Every entry below must be repeated exactly; skip the pictures.

··········

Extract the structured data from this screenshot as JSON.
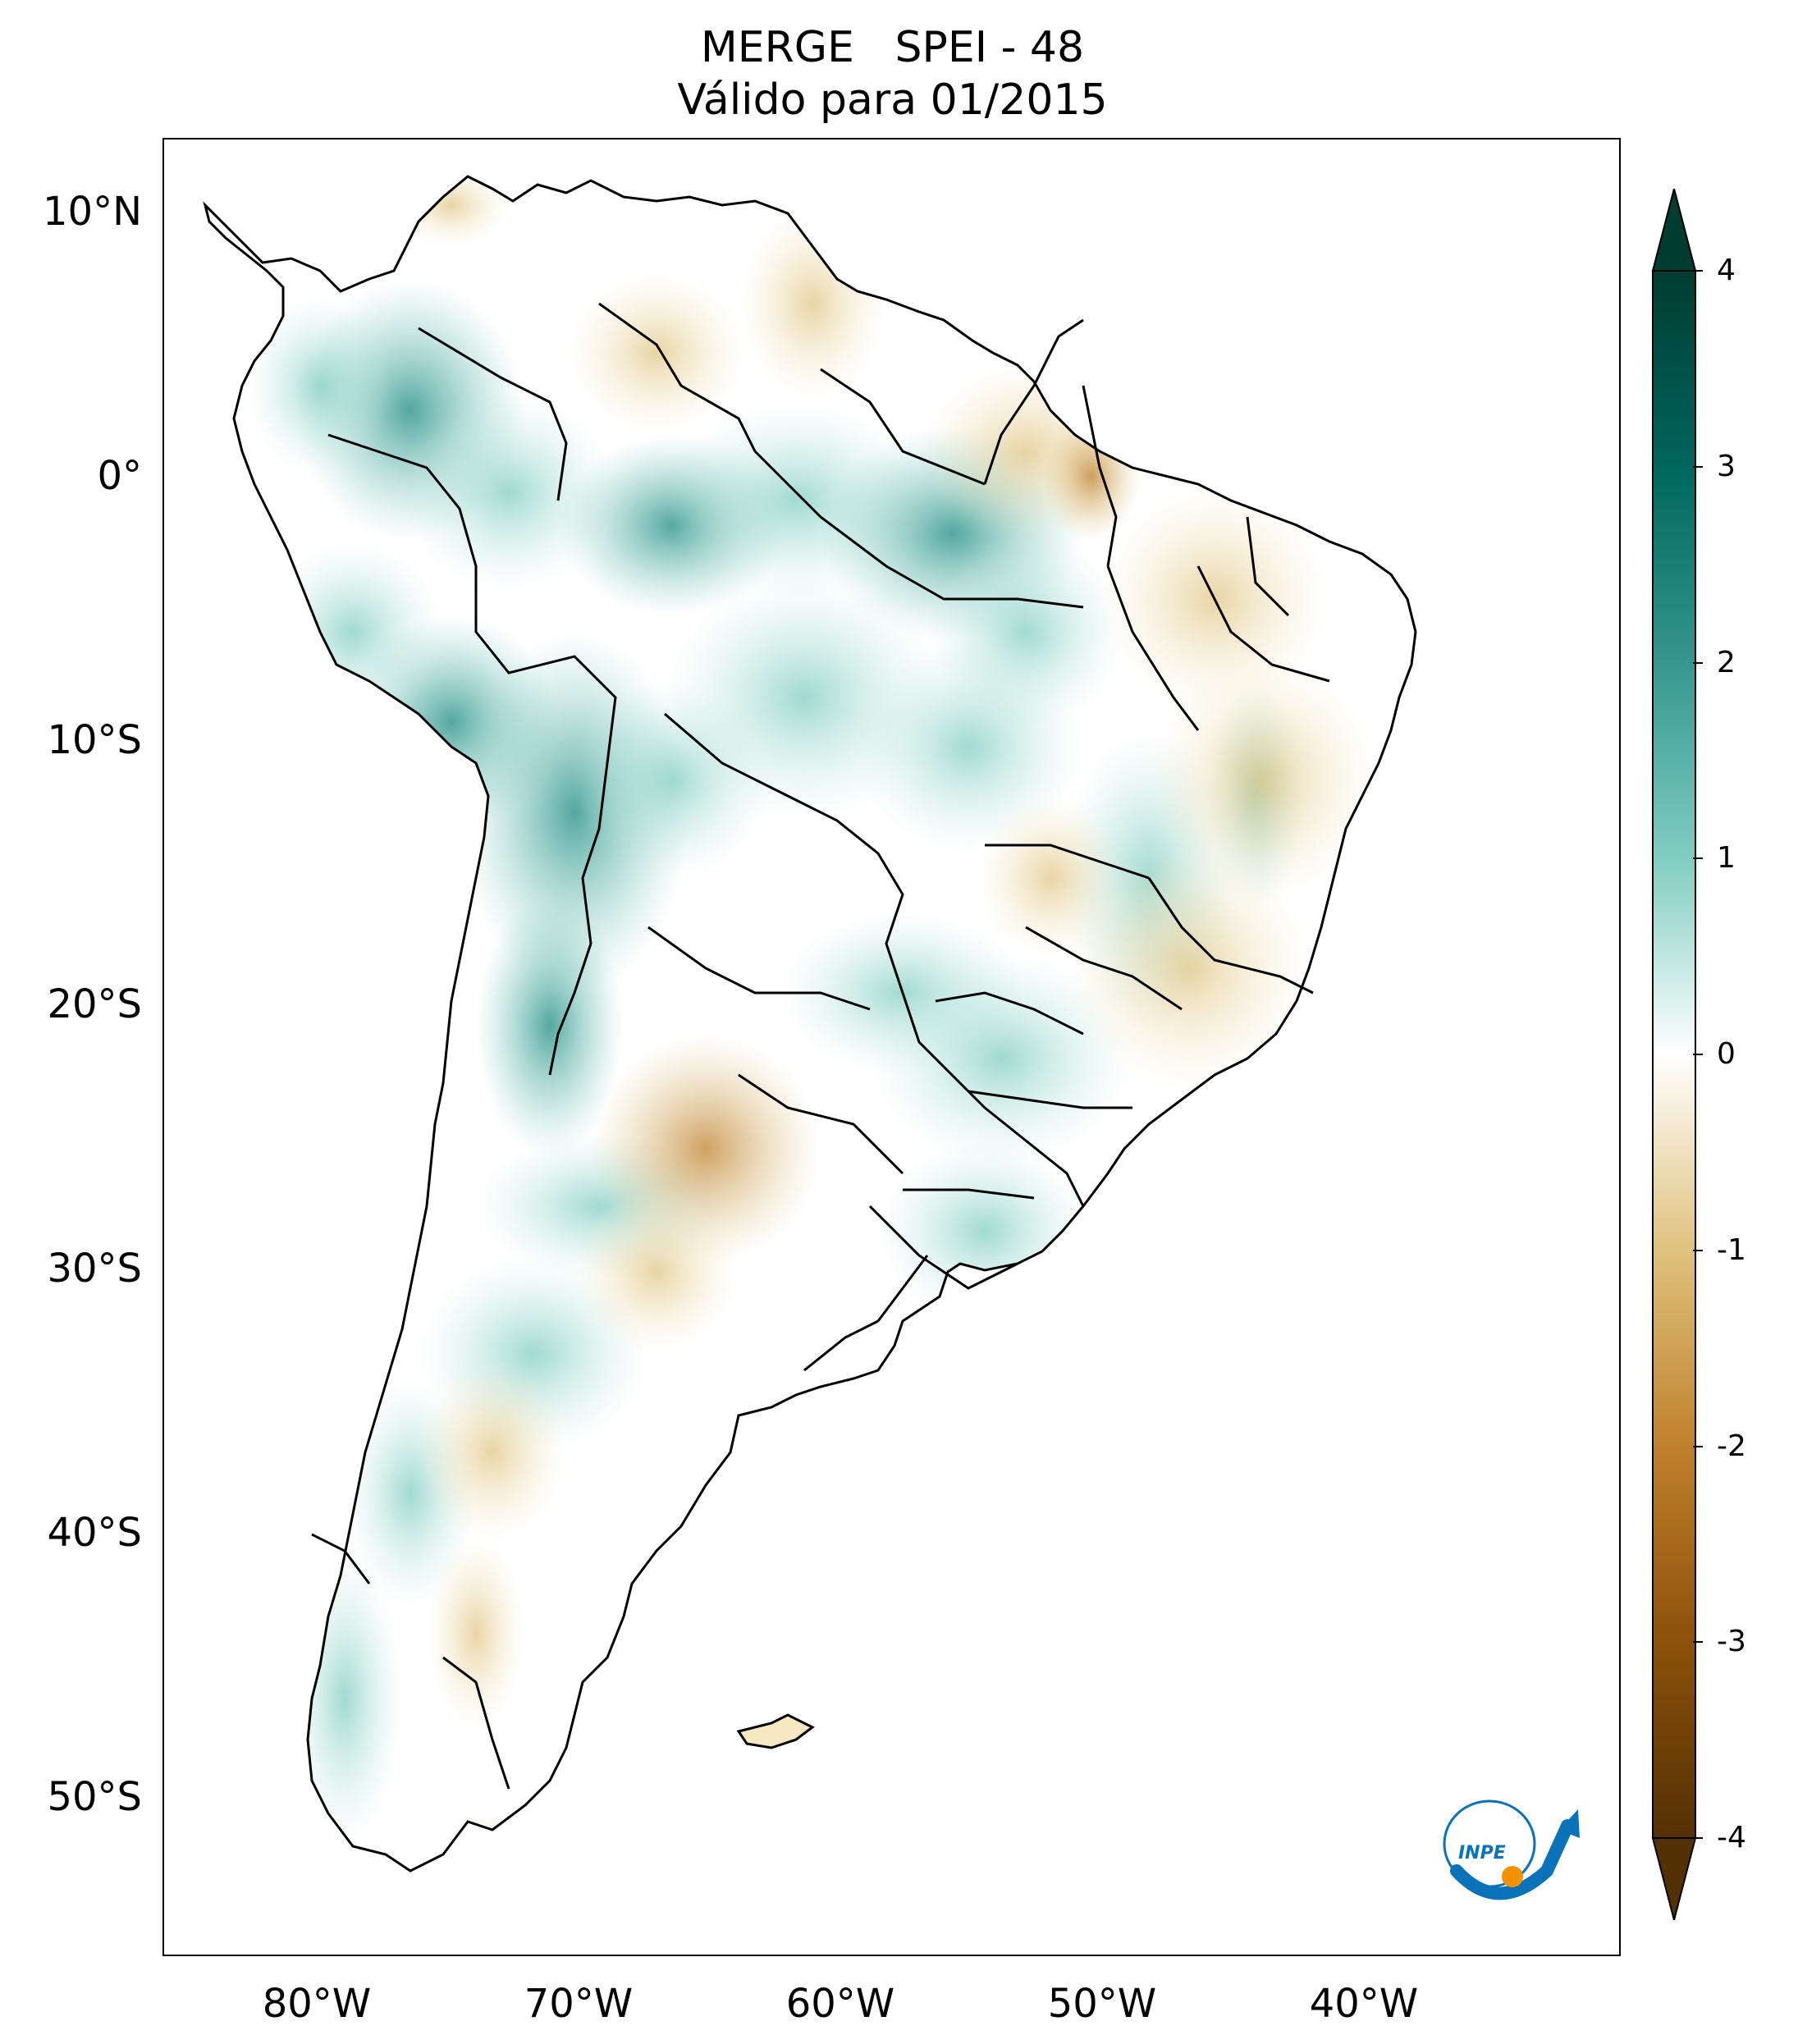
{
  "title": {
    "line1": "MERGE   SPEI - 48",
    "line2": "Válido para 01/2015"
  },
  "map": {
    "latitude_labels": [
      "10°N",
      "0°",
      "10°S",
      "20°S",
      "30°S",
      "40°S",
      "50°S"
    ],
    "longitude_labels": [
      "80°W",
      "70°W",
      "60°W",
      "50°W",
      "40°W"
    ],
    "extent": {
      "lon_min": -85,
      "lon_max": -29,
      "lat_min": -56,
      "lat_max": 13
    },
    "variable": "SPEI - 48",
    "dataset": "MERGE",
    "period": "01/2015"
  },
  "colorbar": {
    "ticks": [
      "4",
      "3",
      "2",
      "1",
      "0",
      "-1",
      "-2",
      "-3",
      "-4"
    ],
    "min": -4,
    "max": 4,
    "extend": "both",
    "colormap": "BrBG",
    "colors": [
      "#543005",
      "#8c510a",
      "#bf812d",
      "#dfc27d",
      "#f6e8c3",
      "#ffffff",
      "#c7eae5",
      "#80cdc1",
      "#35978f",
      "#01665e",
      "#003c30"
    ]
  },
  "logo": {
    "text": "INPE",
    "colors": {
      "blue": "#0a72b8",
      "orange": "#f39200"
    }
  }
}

··········

(Response to this exercise)
Extract the structured data from this screenshot as JSON.
{
  "title": {
    "line1": "MERGE   SPEI - 48",
    "line2": "Válido para 01/2015"
  },
  "map": {
    "latitude_labels": [
      "10°N",
      "0°",
      "10°S",
      "20°S",
      "30°S",
      "40°S",
      "50°S"
    ],
    "longitude_labels": [
      "80°W",
      "70°W",
      "60°W",
      "50°W",
      "40°W"
    ],
    "extent": {
      "lon_min": -85,
      "lon_max": -29,
      "lat_min": -56,
      "lat_max": 13
    },
    "variable": "SPEI - 48",
    "dataset": "MERGE",
    "period": "01/2015"
  },
  "colorbar": {
    "ticks": [
      "4",
      "3",
      "2",
      "1",
      "0",
      "-1",
      "-2",
      "-3",
      "-4"
    ],
    "min": -4,
    "max": 4,
    "extend": "both",
    "colormap": "BrBG",
    "colors": [
      "#543005",
      "#8c510a",
      "#bf812d",
      "#dfc27d",
      "#f6e8c3",
      "#ffffff",
      "#c7eae5",
      "#80cdc1",
      "#35978f",
      "#01665e",
      "#003c30"
    ]
  },
  "logo": {
    "text": "INPE",
    "colors": {
      "blue": "#0a72b8",
      "orange": "#f39200"
    }
  }
}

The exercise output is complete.